[Data extracted from a collection]
# # #
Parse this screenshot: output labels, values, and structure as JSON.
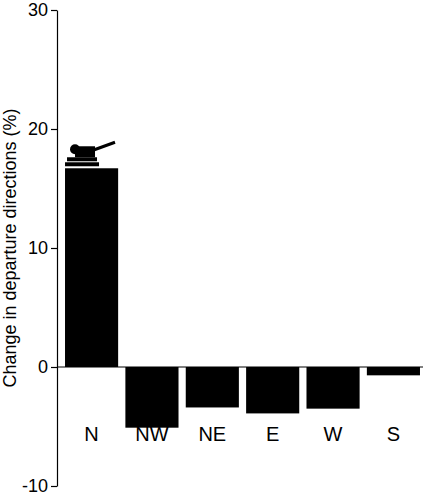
{
  "chart_data": {
    "type": "bar",
    "y_label": "Change in departure directions (%)",
    "categories": [
      "N",
      "NW",
      "NE",
      "E",
      "W",
      "S"
    ],
    "values": [
      16.7,
      -5.1,
      -3.4,
      -3.9,
      -3.5,
      -0.7
    ],
    "color": "#000000",
    "ylim": [
      -10,
      30
    ],
    "yticks": [
      -10,
      0,
      10,
      20,
      30
    ],
    "grid": false
  }
}
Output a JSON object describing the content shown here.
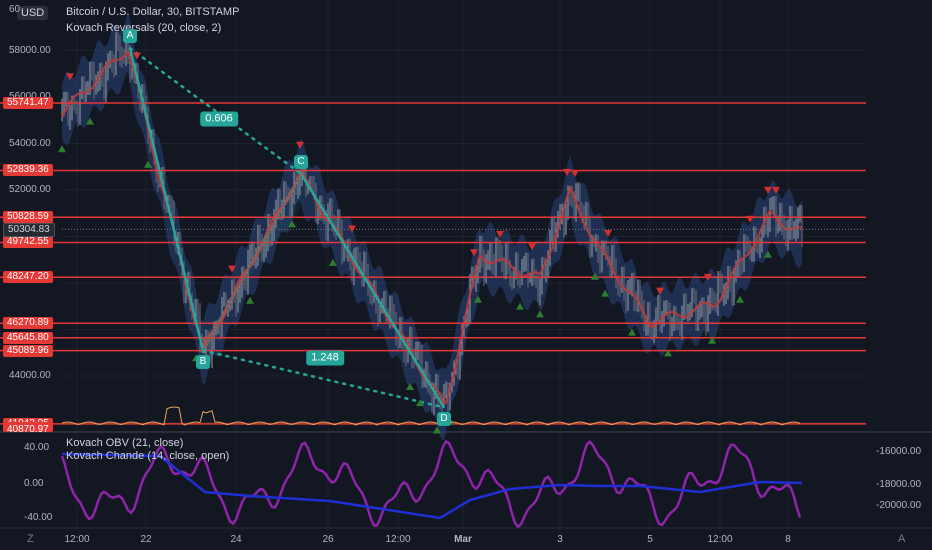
{
  "header": {
    "currency_button": "USD",
    "symbol_line": "Bitcoin / U.S. Dollar, 30, BITSTAMP",
    "indicator_line": "Kovach Reversals (20, close, 2)"
  },
  "y_axis_left": {
    "top_cut_label": "60",
    "ticks": [
      {
        "label": "58000.00",
        "value": 58000
      },
      {
        "label": "54000.00",
        "value": 54000
      },
      {
        "label": "52000.00",
        "value": 52000
      },
      {
        "label": "44000.00",
        "value": 44000
      }
    ],
    "partial_label": "56000.00"
  },
  "price_levels": [
    {
      "label": "55741.47",
      "value": 55741.47
    },
    {
      "label": "52839.36",
      "value": 52839.36
    },
    {
      "label": "50828.59",
      "value": 50828.59
    },
    {
      "label": "49742.55",
      "value": 49742.55
    },
    {
      "label": "48247.20",
      "value": 48247.2
    },
    {
      "label": "46270.89",
      "value": 46270.89
    },
    {
      "label": "45645.80",
      "value": 45645.8
    },
    {
      "label": "45089.96",
      "value": 45089.96
    },
    {
      "label": "41942.05",
      "value": 41942.05
    }
  ],
  "partial_bottom_level": "40870.97",
  "current_price": {
    "label": "50304.83",
    "value": 50304.83
  },
  "pattern": {
    "points": [
      {
        "label": "A",
        "value": 58100
      },
      {
        "label": "B",
        "value": 45100
      },
      {
        "label": "C",
        "value": 52700
      },
      {
        "label": "D",
        "value": 42650
      }
    ],
    "ratios": [
      "0.606",
      "1.248"
    ]
  },
  "lower_pane": {
    "legend_obv": "Kovach OBV (21, close)",
    "legend_chande": "Kovach Chande (14, close, open)",
    "left_ticks": [
      "40.00",
      "0.00",
      "-40.00"
    ],
    "right_ticks": [
      "-16000.00",
      "-18000.00",
      "-20000.00"
    ]
  },
  "x_axis": {
    "ticks": [
      "12:00",
      "22",
      "24",
      "26",
      "12:00",
      "Mar",
      "3",
      "5",
      "12:00",
      "8"
    ]
  },
  "corner_buttons": {
    "left": "Z",
    "right": "A"
  },
  "colors": {
    "background": "#131722",
    "level_line": "#e53935",
    "pattern": "#26a69a",
    "band": "#2f4d8f",
    "ma": "#c03b3b",
    "obv": "#1f2fd6",
    "chande": "#8e24aa"
  }
}
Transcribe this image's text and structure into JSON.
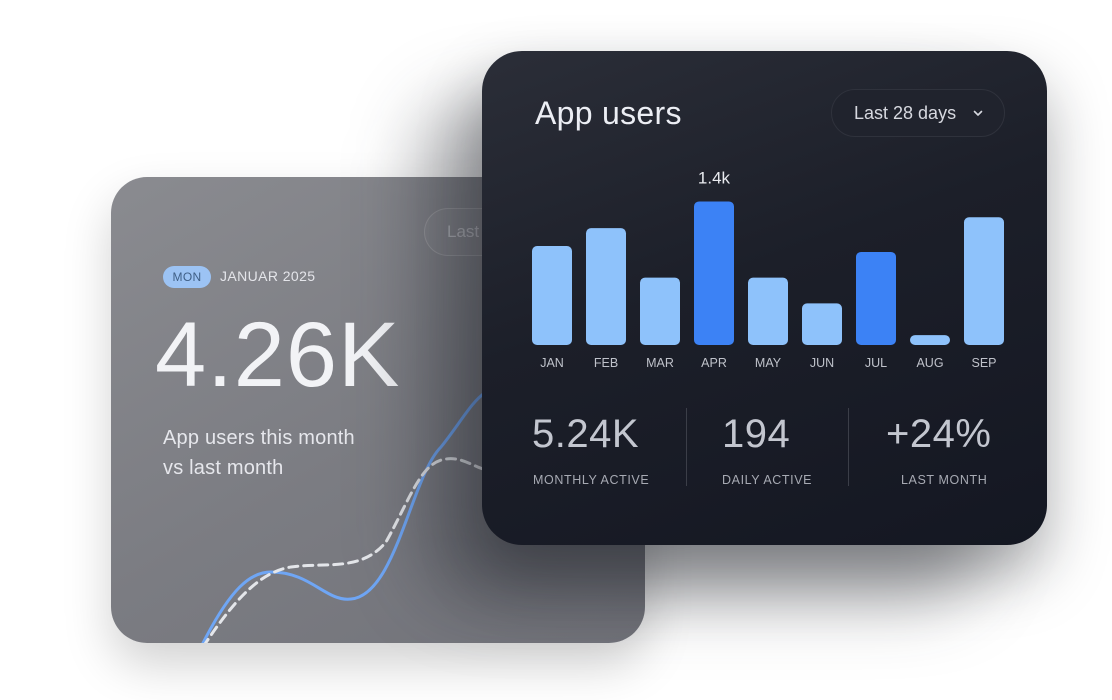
{
  "back_card": {
    "ghost_button_label": "Last 28 days",
    "badge": "MON",
    "date": "JANUAR 2025",
    "metric": "4.26K",
    "caption_line1": "App users this month",
    "caption_line2": "vs last month"
  },
  "front_card": {
    "title": "App users",
    "range_selector": {
      "label": "Last 28 days",
      "icon": "chevron-down-icon"
    }
  },
  "chart_data": {
    "type": "bar",
    "categories": [
      "JAN",
      "FEB",
      "MAR",
      "APR",
      "MAY",
      "JUN",
      "JUL",
      "AUG",
      "SEP"
    ],
    "values": [
      1.0,
      1.18,
      0.68,
      1.45,
      0.68,
      0.42,
      0.94,
      0.1,
      1.29
    ],
    "highlighted": [
      "APR",
      "JUL"
    ],
    "annotation": {
      "category": "APR",
      "text": "1.4k"
    },
    "colors": {
      "bar": "#8ec2fb",
      "highlight": "#3c82f5",
      "label": "#bfc2ca"
    },
    "grid": false
  },
  "stats": [
    {
      "value": "5.24K",
      "label": "MONTHLY ACTIVE"
    },
    {
      "value": "194",
      "label": "DAILY ACTIVE"
    },
    {
      "value": "+24%",
      "label": "LAST MONTH"
    }
  ],
  "colors": {
    "accent_blue": "#3c82f5",
    "light_blue": "#8ec2fb",
    "dark_card": "#1c1f29",
    "gray_card": "#7b7c82"
  }
}
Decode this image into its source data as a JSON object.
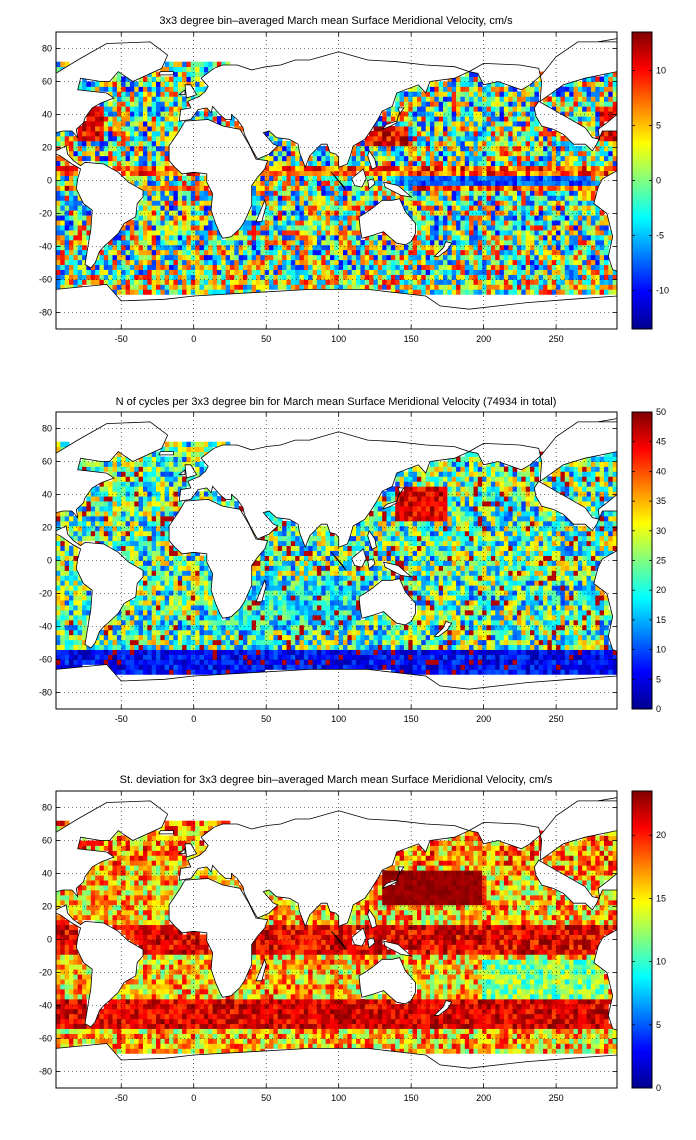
{
  "chart_data": [
    {
      "type": "heatmap",
      "title": "3x3 degree bin–averaged March mean Surface Meridional Velocity, cm/s",
      "xlim": [
        -95,
        292
      ],
      "ylim": [
        -90,
        90
      ],
      "xticks": [
        -50,
        0,
        50,
        100,
        150,
        200,
        250
      ],
      "yticks": [
        80,
        60,
        40,
        20,
        0,
        -20,
        -40,
        -60,
        -80
      ],
      "grid": true,
      "bin_size_degrees": 3,
      "colormap": "jet",
      "colorbar": {
        "min": -13.5,
        "max": 13.5,
        "ticks": [
          10,
          5,
          0,
          -5,
          -10
        ]
      }
    },
    {
      "type": "heatmap",
      "title": "N of cycles per 3x3 degree bin for March mean Surface Meridional Velocity (74934 in total)",
      "xlim": [
        -95,
        292
      ],
      "ylim": [
        -90,
        90
      ],
      "xticks": [
        -50,
        0,
        50,
        100,
        150,
        200,
        250
      ],
      "yticks": [
        80,
        60,
        40,
        20,
        0,
        -20,
        -40,
        -60,
        -80
      ],
      "grid": true,
      "bin_size_degrees": 3,
      "colormap": "jet",
      "colorbar": {
        "min": 0,
        "max": 50,
        "ticks": [
          50,
          45,
          40,
          35,
          30,
          25,
          20,
          15,
          10,
          5,
          0
        ]
      }
    },
    {
      "type": "heatmap",
      "title": "St. deviation for 3x3 degree bin–averaged March mean Surface Meridional Velocity, cm/s",
      "xlim": [
        -95,
        292
      ],
      "ylim": [
        -90,
        90
      ],
      "xticks": [
        -50,
        0,
        50,
        100,
        150,
        200,
        250
      ],
      "yticks": [
        80,
        60,
        40,
        20,
        0,
        -20,
        -40,
        -60,
        -80
      ],
      "grid": true,
      "bin_size_degrees": 3,
      "colormap": "jet",
      "colorbar": {
        "min": 0,
        "max": 23.5,
        "ticks": [
          20,
          15,
          10,
          5,
          0
        ]
      }
    }
  ]
}
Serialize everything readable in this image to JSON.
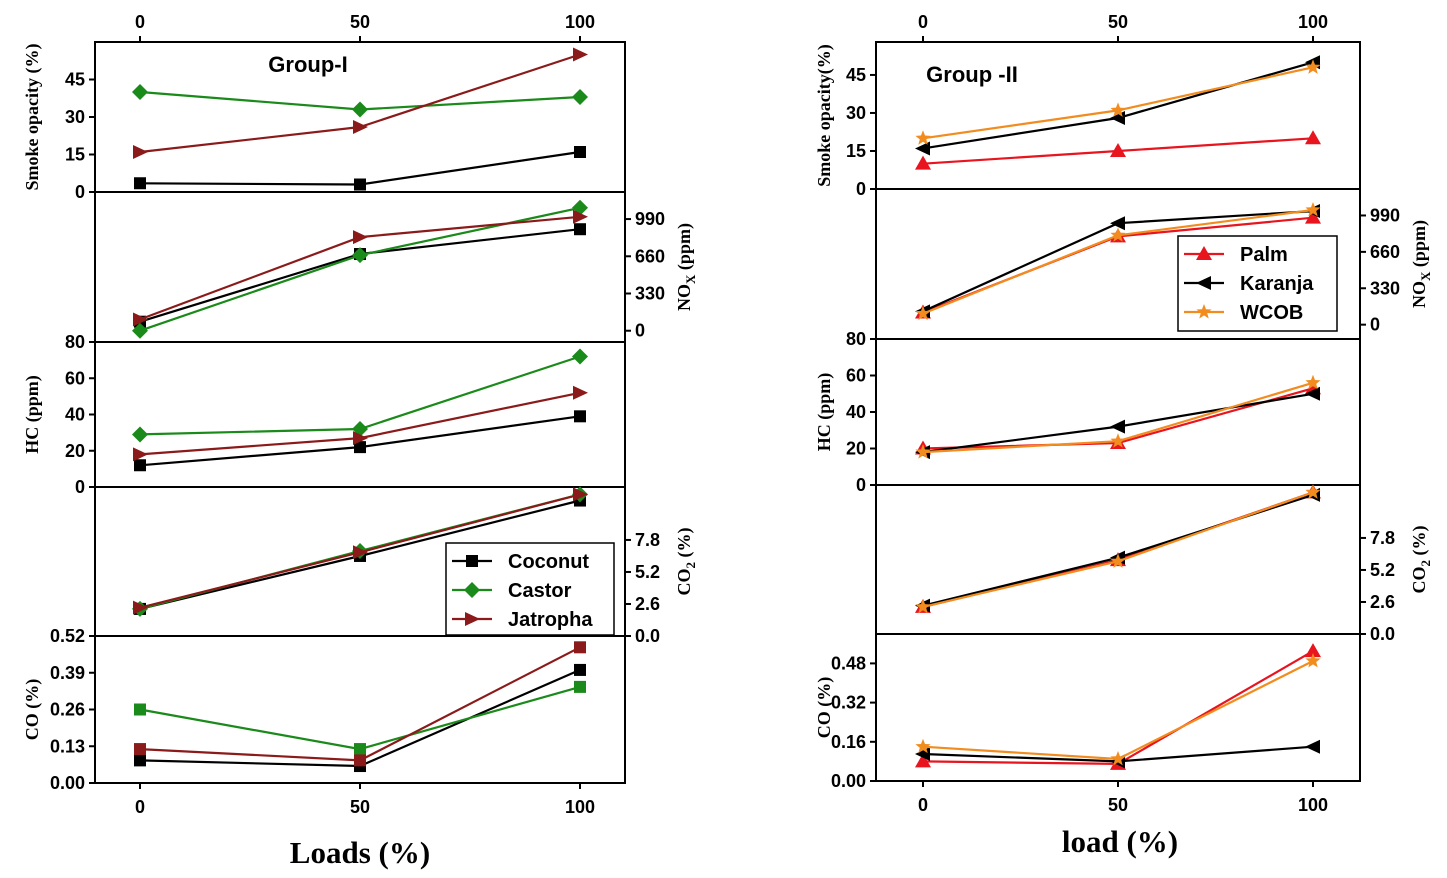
{
  "chart_data": [
    {
      "type": "line",
      "group_label": "Group-I",
      "xlabel": "Loads (%)",
      "x": [
        0,
        50,
        100
      ],
      "x_ticks": [
        "0",
        "50",
        "100"
      ],
      "colors": {
        "Coconut": "#000000",
        "Castor": "#1a8a1a",
        "Jatropha": "#8b1a1a"
      },
      "legend": [
        "Coconut",
        "Castor",
        "Jatropha"
      ],
      "panels": [
        {
          "key": "smoke",
          "ylabel": "Smoke opacity (%)",
          "ylim": [
            0,
            60
          ],
          "ticks": [
            "0",
            "15",
            "30",
            "45"
          ],
          "tick_side": "left",
          "series": [
            {
              "name": "Coconut",
              "marker": "square",
              "values": [
                3.5,
                3,
                16
              ]
            },
            {
              "name": "Castor",
              "marker": "diamond",
              "values": [
                40,
                33,
                38
              ]
            },
            {
              "name": "Jatropha",
              "marker": "tri-right",
              "values": [
                16,
                26,
                55
              ]
            }
          ]
        },
        {
          "key": "nox",
          "ylabel": "NO",
          "ylabel_sub": "X",
          "ylabel_tail": " (ppm)",
          "ylim": [
            -100,
            1230
          ],
          "ticks": [
            "0",
            "330",
            "660",
            "990"
          ],
          "tick_side": "right",
          "series": [
            {
              "name": "Coconut",
              "marker": "square",
              "values": [
                80,
                680,
                900
              ]
            },
            {
              "name": "Castor",
              "marker": "diamond",
              "values": [
                0,
                670,
                1090
              ]
            },
            {
              "name": "Jatropha",
              "marker": "tri-right",
              "values": [
                100,
                830,
                1010
              ]
            }
          ]
        },
        {
          "key": "hc",
          "ylabel": "HC (ppm)",
          "ylim": [
            0,
            80
          ],
          "ticks": [
            "0",
            "20",
            "40",
            "60",
            "80"
          ],
          "tick_side": "left",
          "series": [
            {
              "name": "Coconut",
              "marker": "square",
              "values": [
                12,
                22,
                39
              ]
            },
            {
              "name": "Castor",
              "marker": "diamond",
              "values": [
                29,
                32,
                72
              ]
            },
            {
              "name": "Jatropha",
              "marker": "tri-right",
              "values": [
                18,
                27,
                52
              ]
            }
          ]
        },
        {
          "key": "co2",
          "ylabel": "CO",
          "ylabel_sub": "2",
          "ylabel_tail": " (%)",
          "ylim": [
            0,
            12.1
          ],
          "ticks": [
            "0.0",
            "2.6",
            "5.2",
            "7.8"
          ],
          "tick_side": "right",
          "series": [
            {
              "name": "Coconut",
              "marker": "square",
              "values": [
                2.2,
                6.5,
                11.0
              ]
            },
            {
              "name": "Castor",
              "marker": "diamond",
              "values": [
                2.2,
                6.9,
                11.5
              ]
            },
            {
              "name": "Jatropha",
              "marker": "tri-right",
              "values": [
                2.3,
                6.8,
                11.5
              ]
            }
          ]
        },
        {
          "key": "co",
          "ylabel": "CO (%)",
          "ylim": [
            0,
            0.52
          ],
          "ticks": [
            "0.00",
            "0.13",
            "0.26",
            "0.39",
            "0.52"
          ],
          "tick_side": "left",
          "series": [
            {
              "name": "Coconut",
              "marker": "square",
              "values": [
                0.08,
                0.06,
                0.4
              ]
            },
            {
              "name": "Castor",
              "marker": "square",
              "values": [
                0.26,
                0.12,
                0.34
              ]
            },
            {
              "name": "Jatropha",
              "marker": "square",
              "values": [
                0.12,
                0.08,
                0.48
              ]
            }
          ]
        }
      ]
    },
    {
      "type": "line",
      "group_label": "Group -II",
      "xlabel": "load (%)",
      "x": [
        0,
        50,
        100
      ],
      "x_ticks": [
        "0",
        "50",
        "100"
      ],
      "colors": {
        "Palm": "#e8141e",
        "Karanja": "#000000",
        "WCOB": "#f28c1e"
      },
      "legend": [
        "Palm",
        "Karanja",
        "WCOB"
      ],
      "panels": [
        {
          "key": "smoke",
          "ylabel": "Smoke opacity(%)",
          "ylim": [
            0,
            58
          ],
          "ticks": [
            "0",
            "15",
            "30",
            "45"
          ],
          "tick_side": "left",
          "series": [
            {
              "name": "Palm",
              "marker": "tri-up",
              "values": [
                10,
                15,
                20
              ]
            },
            {
              "name": "Karanja",
              "marker": "tri-left",
              "values": [
                16,
                28,
                50
              ]
            },
            {
              "name": "WCOB",
              "marker": "star",
              "values": [
                20,
                31,
                48
              ]
            }
          ]
        },
        {
          "key": "nox",
          "ylabel": "NO",
          "ylabel_sub": "X",
          "ylabel_tail": " (ppm)",
          "ylim": [
            -130,
            1230
          ],
          "ticks": [
            "0",
            "330",
            "660",
            "990"
          ],
          "tick_side": "right",
          "series": [
            {
              "name": "Palm",
              "marker": "tri-up",
              "values": [
                110,
                800,
                970
              ]
            },
            {
              "name": "Karanja",
              "marker": "tri-left",
              "values": [
                120,
                920,
                1030
              ]
            },
            {
              "name": "WCOB",
              "marker": "star",
              "values": [
                100,
                810,
                1040
              ]
            }
          ]
        },
        {
          "key": "hc",
          "ylabel": "HC (ppm)",
          "ylim": [
            0,
            80
          ],
          "ticks": [
            "0",
            "20",
            "40",
            "60",
            "80"
          ],
          "tick_side": "left",
          "series": [
            {
              "name": "Palm",
              "marker": "tri-up",
              "values": [
                20,
                23,
                53
              ]
            },
            {
              "name": "Karanja",
              "marker": "tri-left",
              "values": [
                18,
                32,
                50
              ]
            },
            {
              "name": "WCOB",
              "marker": "star",
              "values": [
                18,
                24,
                56
              ]
            }
          ]
        },
        {
          "key": "co2",
          "ylabel": "CO",
          "ylabel_sub": "2",
          "ylabel_tail": " (%)",
          "ylim": [
            0,
            12.1
          ],
          "ticks": [
            "0.0",
            "2.6",
            "5.2",
            "7.8"
          ],
          "tick_side": "right",
          "series": [
            {
              "name": "Palm",
              "marker": "tri-up",
              "values": [
                2.2,
                6.0,
                11.5
              ]
            },
            {
              "name": "Karanja",
              "marker": "tri-left",
              "values": [
                2.3,
                6.2,
                11.3
              ]
            },
            {
              "name": "WCOB",
              "marker": "star",
              "values": [
                2.2,
                5.9,
                11.5
              ]
            }
          ]
        },
        {
          "key": "co",
          "ylabel": "CO (%)",
          "ylim": [
            0,
            0.6
          ],
          "ticks": [
            "0.00",
            "0.16",
            "0.32",
            "0.48"
          ],
          "tick_side": "left",
          "series": [
            {
              "name": "Palm",
              "marker": "tri-up",
              "values": [
                0.08,
                0.07,
                0.53
              ]
            },
            {
              "name": "Karanja",
              "marker": "tri-left",
              "values": [
                0.11,
                0.08,
                0.14
              ]
            },
            {
              "name": "WCOB",
              "marker": "star",
              "values": [
                0.14,
                0.09,
                0.49
              ]
            }
          ]
        }
      ]
    }
  ]
}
# # #
### TASK INSTRUCTIONS
Return only those lines of the records that contain the string "Group".

### OUTPUT BELOW
      "group_label": "Group-I",
      "group_label": "Group -II",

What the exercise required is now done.